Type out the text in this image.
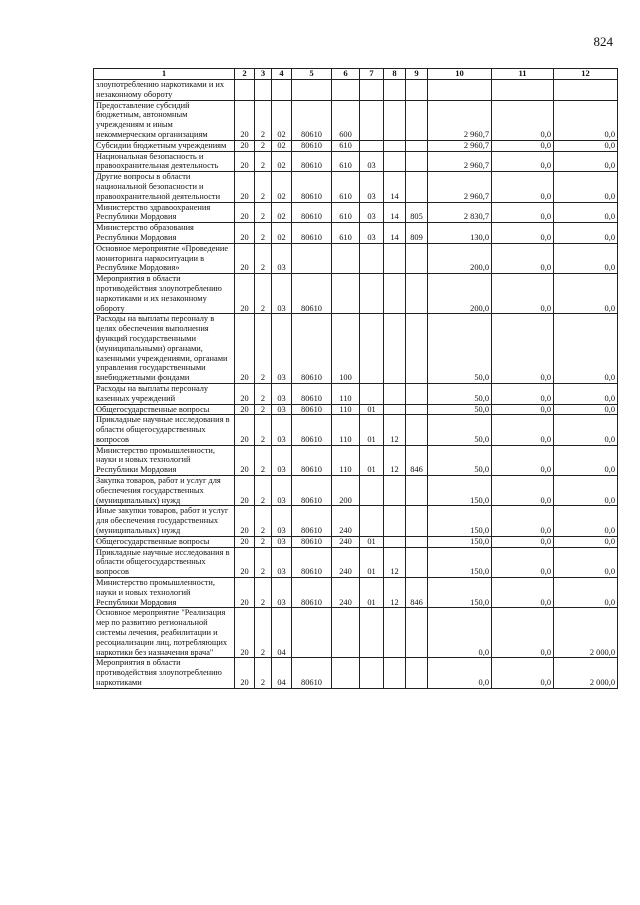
824
1	2	3	4	5	6	7	8	9	10	11	12
злоупотреблению наркотиками и их незаконному обороту											
Предоставление субсидий бюджетным, автономным учреждениям и иным некоммерческим организациям	20	2	02	80610	600				2 960,7	0,0	0,0
Субсидии бюджетным учреждениям	20	2	02	80610	610				2 960,7	0,0	0,0
Национальная безопасность и правоохранительная деятельность	20	2	02	80610	610	03			2 960,7	0,0	0,0
Другие вопросы в области национальной безопасности и правоохранительной деятельности	20	2	02	80610	610	03	14		2 960,7	0,0	0,0
Министерство здравоохранения Республики Мордовия	20	2	02	80610	610	03	14	805	2 830,7	0,0	0,0
Министерство образования Республики Мордовия	20	2	02	80610	610	03	14	809	130,0	0,0	0,0
Основное мероприятие «Проведение мониторинга наркоситуации в Республике Мордовия»	20	2	03						200,0	0,0	0,0
Мероприятия в области противодействия злоупотреблению наркотиками и их незаконному обороту	20	2	03	80610					200,0	0,0	0,0
Расходы на выплаты персоналу в целях обеспечения выполнения функций государственными (муниципальными) органами, казенными учреждениями, органами управления государственными внебюджетными фондами	20	2	03	80610	100				50,0	0,0	0,0
Расходы на выплаты персоналу казенных учреждений	20	2	03	80610	110				50,0	0,0	0,0
Общегосударственные вопросы	20	2	03	80610	110	01			50,0	0,0	0,0
Прикладные научные исследования в области общегосударственных вопросов	20	2	03	80610	110	01	12		50,0	0,0	0,0
Министерство промышленности, науки и новых технологий Республики Мордовия	20	2	03	80610	110	01	12	846	50,0	0,0	0,0
Закупка товаров, работ и услуг для обеспечения государственных (муниципальных) нужд	20	2	03	80610	200				150,0	0,0	0,0
Иные закупки товаров, работ и услуг для обеспечения государственных (муниципальных) нужд	20	2	03	80610	240				150,0	0,0	0,0
Общегосударственные вопросы	20	2	03	80610	240	01			150,0	0,0	0,0
Прикладные научные исследования в области общегосударственных вопросов	20	2	03	80610	240	01	12		150,0	0,0	0,0
Министерство промышленности, науки и новых технологий Республики Мордовия	20	2	03	80610	240	01	12	846	150,0	0,0	0,0
Основное мероприятие "Реализация мер по развитию региональной системы лечения, реабилитации и ресоциализации лиц, потребляющих наркотики без назначения врача"	20	2	04						0,0	0,0	2 000,0
Мероприятия в области противодействия злоупотреблению наркотиками	20	2	04	80610					0,0	0,0	2 000,0
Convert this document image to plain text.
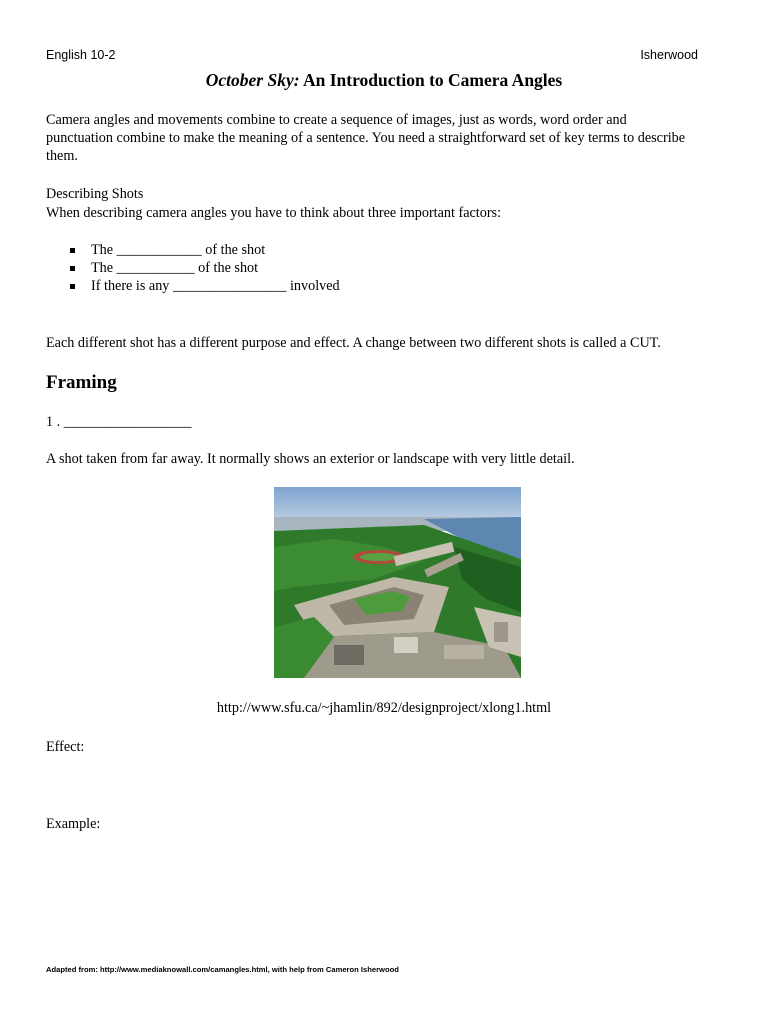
English 10-2	Isherwood
October Sky: An Introduction to Camera Angles
Camera angles and movements combine to create a sequence of images, just as words, word order and punctuation combine to make the meaning of a sentence. You need a straightforward set of key terms to describe them.
Describing Shots
When describing camera angles you have to think about three important factors:
The ____________ of the shot
The ___________ of the shot
If there is any ________________ involved
Each different shot has a different purpose and effect. A change between two different shots is called a CUT.
Framing
1 . __________________
A shot taken from far away. It normally shows an exterior or landscape with very little detail.
http://www.sfu.ca/~jhamlin/892/designproject/xlong1.html
Effect:
Example:
Adapted from: http://www.mediaknowall.com/camangles.html, with help from Cameron Isherwood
--
Aim of the exercise: Transcribe every record above exactly, leaving out the pictures.

Reply:
Type out the text in this image.
824
1	2	3	4	5	6	7	8	9	10	11	12
злоупотреблению наркотиками и их незаконному обороту											
Предоставление субсидий бюджетным, автономным учреждениям и иным некоммерческим организациям	20	2	02	80610	600				2 960,7	0,0	0,0
Субсидии бюджетным учреждениям	20	2	02	80610	610				2 960,7	0,0	0,0
Национальная безопасность и правоохранительная деятельность	20	2	02	80610	610	03			2 960,7	0,0	0,0
Другие вопросы в области национальной безопасности и правоохранительной деятельности	20	2	02	80610	610	03	14		2 960,7	0,0	0,0
Министерство здравоохранения Республики Мордовия	20	2	02	80610	610	03	14	805	2 830,7	0,0	0,0
Министерство образования Республики Мордовия	20	2	02	80610	610	03	14	809	130,0	0,0	0,0
Основное мероприятие «Проведение мониторинга наркоситуации в Республике Мордовия»	20	2	03						200,0	0,0	0,0
Мероприятия в области противодействия злоупотреблению наркотиками и их незаконному обороту	20	2	03	80610					200,0	0,0	0,0
Расходы на выплаты персоналу в целях обеспечения выполнения функций государственными (муниципальными) органами, казенными учреждениями, органами управления государственными внебюджетными фондами	20	2	03	80610	100				50,0	0,0	0,0
Расходы на выплаты персоналу казенных учреждений	20	2	03	80610	110				50,0	0,0	0,0
Общегосударственные вопросы	20	2	03	80610	110	01			50,0	0,0	0,0
Прикладные научные исследования в области общегосударственных вопросов	20	2	03	80610	110	01	12		50,0	0,0	0,0
Министерство промышленности, науки и новых технологий Республики Мордовия	20	2	03	80610	110	01	12	846	50,0	0,0	0,0
Закупка товаров, работ и услуг для обеспечения государственных (муниципальных) нужд	20	2	03	80610	200				150,0	0,0	0,0
Иные закупки товаров, работ и услуг для обеспечения государственных (муниципальных) нужд	20	2	03	80610	240				150,0	0,0	0,0
Общегосударственные вопросы	20	2	03	80610	240	01			150,0	0,0	0,0
Прикладные научные исследования в области общегосударственных вопросов	20	2	03	80610	240	01	12		150,0	0,0	0,0
Министерство промышленности, науки и новых технологий Республики Мордовия	20	2	03	80610	240	01	12	846	150,0	0,0	0,0
Основное мероприятие "Реализация мер по развитию региональной системы лечения, реабилитации и ресоциализации лиц, потребляющих наркотики без назначения врача"	20	2	04						0,0	0,0	2 000,0
Мероприятия в области противодействия злоупотреблению наркотиками	20	2	04	80610					0,0	0,0	2 000,0
Convert this document image to plain text.
English 10-2	Isherwood
October Sky: An Introduction to Camera Angles
Camera angles and movements combine to create a sequence of images, just as words, word order and punctuation combine to make the meaning of a sentence. You need a straightforward set of key terms to describe them.
Describing Shots
When describing camera angles you have to think about three important factors:
The ____________ of the shot
The ___________ of the shot
If there is any ________________ involved
Each different shot has a different purpose and effect. A change between two different shots is called a CUT.
Framing
1 . __________________
A shot taken from far away. It normally shows an exterior or landscape with very little detail.
http://www.sfu.ca/~jhamlin/892/designproject/xlong1.html
Effect:
Example:
Adapted from: http://www.mediaknowall.com/camangles.html, with help from Cameron Isherwood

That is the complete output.